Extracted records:
***
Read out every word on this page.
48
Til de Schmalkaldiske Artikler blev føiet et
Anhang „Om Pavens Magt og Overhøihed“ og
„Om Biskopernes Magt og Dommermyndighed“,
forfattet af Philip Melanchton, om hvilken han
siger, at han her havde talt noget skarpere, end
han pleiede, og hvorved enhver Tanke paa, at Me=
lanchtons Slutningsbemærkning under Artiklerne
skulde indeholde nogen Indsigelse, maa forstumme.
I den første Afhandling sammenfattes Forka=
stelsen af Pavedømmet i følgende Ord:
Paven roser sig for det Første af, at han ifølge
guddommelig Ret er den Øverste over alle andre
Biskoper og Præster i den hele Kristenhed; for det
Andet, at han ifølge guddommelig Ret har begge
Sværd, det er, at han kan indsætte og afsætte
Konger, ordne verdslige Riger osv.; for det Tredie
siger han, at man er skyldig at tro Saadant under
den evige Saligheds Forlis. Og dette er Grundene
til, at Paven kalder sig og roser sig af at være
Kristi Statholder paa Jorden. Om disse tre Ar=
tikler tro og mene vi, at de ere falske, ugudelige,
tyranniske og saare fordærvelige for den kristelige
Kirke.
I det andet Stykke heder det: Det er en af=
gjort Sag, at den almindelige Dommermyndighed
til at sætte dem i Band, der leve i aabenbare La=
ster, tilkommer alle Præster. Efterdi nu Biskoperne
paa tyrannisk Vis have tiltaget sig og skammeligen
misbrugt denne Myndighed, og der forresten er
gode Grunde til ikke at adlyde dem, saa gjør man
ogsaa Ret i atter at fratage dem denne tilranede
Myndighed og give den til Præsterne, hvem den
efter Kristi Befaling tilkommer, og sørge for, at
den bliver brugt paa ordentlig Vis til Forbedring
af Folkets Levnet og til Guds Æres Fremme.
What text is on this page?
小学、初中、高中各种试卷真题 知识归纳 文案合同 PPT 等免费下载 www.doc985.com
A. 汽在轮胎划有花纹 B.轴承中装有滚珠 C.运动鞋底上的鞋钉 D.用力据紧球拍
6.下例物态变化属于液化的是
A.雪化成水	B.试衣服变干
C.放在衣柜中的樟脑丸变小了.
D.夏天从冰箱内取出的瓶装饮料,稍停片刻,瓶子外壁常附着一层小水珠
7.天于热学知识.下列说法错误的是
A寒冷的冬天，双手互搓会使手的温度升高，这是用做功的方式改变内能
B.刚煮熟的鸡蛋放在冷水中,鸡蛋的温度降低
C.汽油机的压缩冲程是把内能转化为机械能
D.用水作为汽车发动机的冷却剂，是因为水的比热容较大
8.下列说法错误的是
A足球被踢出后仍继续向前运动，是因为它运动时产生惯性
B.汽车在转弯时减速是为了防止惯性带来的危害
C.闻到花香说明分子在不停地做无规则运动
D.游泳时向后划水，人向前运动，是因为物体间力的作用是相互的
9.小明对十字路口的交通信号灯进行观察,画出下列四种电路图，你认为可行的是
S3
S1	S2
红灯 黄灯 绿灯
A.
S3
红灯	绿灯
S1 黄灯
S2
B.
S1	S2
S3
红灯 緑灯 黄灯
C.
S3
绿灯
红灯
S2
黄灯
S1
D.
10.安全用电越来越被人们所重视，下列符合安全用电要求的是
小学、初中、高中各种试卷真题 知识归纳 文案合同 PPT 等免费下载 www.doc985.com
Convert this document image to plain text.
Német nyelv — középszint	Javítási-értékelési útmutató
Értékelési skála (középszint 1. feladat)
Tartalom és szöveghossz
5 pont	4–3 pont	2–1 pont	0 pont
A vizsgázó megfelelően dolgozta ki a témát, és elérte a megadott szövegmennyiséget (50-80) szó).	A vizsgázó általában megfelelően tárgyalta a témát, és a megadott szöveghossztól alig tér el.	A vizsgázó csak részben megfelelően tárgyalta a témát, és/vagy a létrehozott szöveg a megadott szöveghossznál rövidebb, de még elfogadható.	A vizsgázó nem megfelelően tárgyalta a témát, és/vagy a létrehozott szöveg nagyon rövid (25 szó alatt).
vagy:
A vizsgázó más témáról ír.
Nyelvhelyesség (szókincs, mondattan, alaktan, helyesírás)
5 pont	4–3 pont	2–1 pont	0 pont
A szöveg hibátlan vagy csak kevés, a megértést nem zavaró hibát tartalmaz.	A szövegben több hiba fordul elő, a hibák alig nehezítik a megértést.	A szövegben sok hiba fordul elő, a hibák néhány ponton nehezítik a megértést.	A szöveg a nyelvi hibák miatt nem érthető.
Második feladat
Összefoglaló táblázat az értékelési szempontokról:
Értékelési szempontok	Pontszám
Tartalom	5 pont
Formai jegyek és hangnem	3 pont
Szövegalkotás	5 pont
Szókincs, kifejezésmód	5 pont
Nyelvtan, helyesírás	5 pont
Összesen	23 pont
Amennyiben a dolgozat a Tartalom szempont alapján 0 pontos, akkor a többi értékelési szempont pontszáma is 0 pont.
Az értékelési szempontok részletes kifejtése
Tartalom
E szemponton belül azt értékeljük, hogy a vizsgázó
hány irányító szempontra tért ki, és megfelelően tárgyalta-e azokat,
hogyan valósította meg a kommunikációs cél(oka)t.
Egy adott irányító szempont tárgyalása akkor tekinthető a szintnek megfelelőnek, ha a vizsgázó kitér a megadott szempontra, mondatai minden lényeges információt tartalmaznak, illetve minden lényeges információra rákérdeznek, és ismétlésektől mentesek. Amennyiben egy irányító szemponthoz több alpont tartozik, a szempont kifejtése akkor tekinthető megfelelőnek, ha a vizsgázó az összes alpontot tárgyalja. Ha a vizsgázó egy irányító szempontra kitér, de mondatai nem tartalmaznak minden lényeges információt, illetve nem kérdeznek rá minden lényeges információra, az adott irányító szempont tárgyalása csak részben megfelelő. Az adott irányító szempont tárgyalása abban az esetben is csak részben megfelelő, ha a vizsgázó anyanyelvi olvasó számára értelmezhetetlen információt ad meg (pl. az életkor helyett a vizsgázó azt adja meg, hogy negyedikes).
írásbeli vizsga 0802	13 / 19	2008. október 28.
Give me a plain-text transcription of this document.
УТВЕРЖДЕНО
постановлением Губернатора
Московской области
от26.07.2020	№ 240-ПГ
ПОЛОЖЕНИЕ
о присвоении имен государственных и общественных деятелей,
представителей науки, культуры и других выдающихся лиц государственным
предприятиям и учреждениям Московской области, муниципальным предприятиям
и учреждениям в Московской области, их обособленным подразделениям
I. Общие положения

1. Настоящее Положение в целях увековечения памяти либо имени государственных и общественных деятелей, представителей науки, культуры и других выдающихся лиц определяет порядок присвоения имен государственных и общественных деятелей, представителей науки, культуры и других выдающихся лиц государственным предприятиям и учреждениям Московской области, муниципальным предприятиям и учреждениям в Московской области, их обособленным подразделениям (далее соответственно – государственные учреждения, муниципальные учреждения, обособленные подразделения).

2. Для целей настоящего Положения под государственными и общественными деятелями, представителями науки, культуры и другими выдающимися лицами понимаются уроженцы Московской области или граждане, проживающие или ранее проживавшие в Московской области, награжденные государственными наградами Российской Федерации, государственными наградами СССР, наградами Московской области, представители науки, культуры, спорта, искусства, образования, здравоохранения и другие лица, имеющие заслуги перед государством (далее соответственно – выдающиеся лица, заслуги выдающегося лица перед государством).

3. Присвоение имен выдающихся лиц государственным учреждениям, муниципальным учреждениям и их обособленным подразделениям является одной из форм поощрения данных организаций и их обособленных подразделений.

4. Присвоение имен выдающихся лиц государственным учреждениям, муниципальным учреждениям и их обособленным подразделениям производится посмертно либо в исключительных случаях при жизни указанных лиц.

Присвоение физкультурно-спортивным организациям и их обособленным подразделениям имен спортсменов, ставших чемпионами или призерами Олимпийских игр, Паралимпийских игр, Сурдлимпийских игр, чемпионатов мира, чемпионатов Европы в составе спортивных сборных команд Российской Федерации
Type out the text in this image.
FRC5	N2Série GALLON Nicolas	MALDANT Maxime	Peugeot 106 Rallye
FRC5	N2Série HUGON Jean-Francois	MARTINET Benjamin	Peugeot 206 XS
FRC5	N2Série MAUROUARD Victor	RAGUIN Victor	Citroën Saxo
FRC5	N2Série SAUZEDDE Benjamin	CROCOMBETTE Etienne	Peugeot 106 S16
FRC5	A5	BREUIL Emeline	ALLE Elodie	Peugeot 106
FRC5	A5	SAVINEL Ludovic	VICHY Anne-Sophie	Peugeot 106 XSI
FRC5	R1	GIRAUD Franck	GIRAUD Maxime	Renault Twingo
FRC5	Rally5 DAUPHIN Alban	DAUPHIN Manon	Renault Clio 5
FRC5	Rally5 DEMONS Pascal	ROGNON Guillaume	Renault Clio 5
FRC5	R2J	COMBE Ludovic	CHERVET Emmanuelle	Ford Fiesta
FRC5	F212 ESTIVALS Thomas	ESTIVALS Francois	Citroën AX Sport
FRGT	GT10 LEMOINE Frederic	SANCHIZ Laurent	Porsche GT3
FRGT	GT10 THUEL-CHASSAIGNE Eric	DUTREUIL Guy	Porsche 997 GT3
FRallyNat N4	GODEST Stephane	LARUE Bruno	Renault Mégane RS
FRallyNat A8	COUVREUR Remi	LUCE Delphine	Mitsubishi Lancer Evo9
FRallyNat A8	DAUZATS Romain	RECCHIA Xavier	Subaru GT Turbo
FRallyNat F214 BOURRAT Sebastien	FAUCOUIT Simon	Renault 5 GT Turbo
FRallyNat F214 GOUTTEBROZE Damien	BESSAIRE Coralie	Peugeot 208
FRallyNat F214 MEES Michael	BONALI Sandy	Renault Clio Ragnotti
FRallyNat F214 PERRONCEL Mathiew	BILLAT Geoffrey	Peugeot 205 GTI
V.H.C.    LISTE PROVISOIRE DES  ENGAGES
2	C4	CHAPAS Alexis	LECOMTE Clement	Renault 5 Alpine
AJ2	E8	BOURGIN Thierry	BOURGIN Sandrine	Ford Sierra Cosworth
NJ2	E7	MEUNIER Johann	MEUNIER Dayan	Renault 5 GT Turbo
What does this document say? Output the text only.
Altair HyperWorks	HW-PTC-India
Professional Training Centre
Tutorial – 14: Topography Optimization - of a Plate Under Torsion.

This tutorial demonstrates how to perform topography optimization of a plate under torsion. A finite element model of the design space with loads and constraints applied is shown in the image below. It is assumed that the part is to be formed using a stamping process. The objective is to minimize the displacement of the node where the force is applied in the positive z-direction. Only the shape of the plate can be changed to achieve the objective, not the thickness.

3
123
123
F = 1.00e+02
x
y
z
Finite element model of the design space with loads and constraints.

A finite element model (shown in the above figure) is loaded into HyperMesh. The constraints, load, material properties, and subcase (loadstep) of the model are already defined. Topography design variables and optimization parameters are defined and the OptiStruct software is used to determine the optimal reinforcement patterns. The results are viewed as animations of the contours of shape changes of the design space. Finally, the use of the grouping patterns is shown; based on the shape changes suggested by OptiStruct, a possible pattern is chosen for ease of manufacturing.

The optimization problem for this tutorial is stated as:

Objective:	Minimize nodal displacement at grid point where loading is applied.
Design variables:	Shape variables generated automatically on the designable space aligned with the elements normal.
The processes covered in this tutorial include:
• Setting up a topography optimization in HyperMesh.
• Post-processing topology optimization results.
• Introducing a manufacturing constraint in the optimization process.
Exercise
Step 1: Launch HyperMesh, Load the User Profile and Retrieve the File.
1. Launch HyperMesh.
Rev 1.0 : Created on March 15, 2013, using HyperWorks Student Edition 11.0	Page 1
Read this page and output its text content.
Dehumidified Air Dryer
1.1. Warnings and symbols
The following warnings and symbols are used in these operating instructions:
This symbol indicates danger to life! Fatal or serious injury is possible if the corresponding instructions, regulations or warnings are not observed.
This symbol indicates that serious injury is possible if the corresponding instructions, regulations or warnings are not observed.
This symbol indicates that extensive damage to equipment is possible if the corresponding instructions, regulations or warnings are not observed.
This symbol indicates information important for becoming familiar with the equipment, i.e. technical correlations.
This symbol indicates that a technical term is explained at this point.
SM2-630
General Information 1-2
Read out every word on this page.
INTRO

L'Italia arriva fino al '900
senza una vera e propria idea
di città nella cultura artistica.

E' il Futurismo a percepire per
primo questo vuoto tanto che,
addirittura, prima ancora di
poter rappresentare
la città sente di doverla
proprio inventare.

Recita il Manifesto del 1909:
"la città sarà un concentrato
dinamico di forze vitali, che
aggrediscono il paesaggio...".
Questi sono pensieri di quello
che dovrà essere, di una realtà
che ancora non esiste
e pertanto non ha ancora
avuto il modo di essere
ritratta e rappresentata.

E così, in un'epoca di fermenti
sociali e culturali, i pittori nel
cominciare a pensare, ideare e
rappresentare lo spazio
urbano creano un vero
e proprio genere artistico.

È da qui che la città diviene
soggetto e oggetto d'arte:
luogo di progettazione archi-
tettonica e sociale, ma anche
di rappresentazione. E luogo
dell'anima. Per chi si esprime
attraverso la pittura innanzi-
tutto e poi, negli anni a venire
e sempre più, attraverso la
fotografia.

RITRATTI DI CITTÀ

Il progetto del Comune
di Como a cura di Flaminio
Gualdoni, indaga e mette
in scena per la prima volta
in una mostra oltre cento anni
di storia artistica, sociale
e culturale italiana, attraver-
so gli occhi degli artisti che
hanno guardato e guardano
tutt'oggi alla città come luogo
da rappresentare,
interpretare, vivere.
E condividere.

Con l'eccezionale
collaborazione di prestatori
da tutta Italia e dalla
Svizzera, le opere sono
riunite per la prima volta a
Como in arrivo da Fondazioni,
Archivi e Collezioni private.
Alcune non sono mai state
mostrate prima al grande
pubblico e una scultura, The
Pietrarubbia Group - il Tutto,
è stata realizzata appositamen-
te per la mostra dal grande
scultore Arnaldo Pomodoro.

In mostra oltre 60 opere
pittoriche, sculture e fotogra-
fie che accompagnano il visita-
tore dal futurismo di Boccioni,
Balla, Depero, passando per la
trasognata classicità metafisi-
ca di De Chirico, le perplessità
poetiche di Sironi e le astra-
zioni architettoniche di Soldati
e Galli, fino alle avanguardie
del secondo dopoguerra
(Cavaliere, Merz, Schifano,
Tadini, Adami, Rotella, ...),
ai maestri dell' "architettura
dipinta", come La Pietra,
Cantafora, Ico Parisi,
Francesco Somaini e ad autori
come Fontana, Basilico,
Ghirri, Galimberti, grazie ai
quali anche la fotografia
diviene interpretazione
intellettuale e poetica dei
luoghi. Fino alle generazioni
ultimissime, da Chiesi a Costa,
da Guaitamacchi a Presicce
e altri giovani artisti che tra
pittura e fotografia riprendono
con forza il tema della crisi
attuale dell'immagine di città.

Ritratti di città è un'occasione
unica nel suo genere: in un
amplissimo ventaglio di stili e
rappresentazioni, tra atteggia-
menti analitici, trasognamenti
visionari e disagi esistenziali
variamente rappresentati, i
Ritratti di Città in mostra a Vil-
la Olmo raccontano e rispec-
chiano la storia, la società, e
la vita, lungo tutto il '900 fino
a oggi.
***
Show each line in the entries that holds the string "injury".

This symbol indicates danger to life! Fatal or serious injury is possible if the corresponding instructions, regulations or warnings are not observed.
This symbol indicates that serious injury is possible if the corresponding instructions, regulations or warnings are not observed.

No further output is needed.